---------- Supplied data ----------

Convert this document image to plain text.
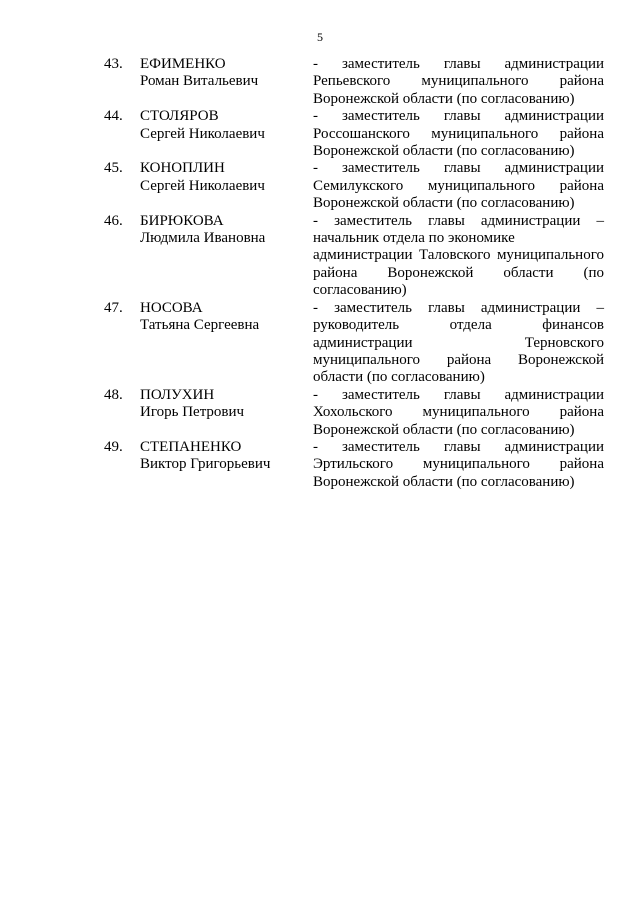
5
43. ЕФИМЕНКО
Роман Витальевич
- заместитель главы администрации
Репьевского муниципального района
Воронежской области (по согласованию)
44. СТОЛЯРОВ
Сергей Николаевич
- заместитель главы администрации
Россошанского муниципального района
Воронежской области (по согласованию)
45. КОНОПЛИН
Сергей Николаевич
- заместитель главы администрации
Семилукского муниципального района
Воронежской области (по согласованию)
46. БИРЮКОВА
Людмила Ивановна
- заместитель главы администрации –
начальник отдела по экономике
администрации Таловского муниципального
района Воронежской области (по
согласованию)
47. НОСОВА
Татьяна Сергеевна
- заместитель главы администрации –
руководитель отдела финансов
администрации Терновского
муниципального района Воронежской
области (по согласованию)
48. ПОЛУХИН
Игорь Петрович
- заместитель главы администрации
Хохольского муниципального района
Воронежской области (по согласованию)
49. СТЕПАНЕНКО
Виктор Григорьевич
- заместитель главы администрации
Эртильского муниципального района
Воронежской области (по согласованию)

----------

Task statement
Report all lines of the data that include the word "муниципального".

Task answer
Репьевского муниципального района
Россошанского муниципального района
Семилукского муниципального района
администрации Таловского муниципального
муниципального района Воронежской
Хохольского муниципального района
Эртильского муниципального района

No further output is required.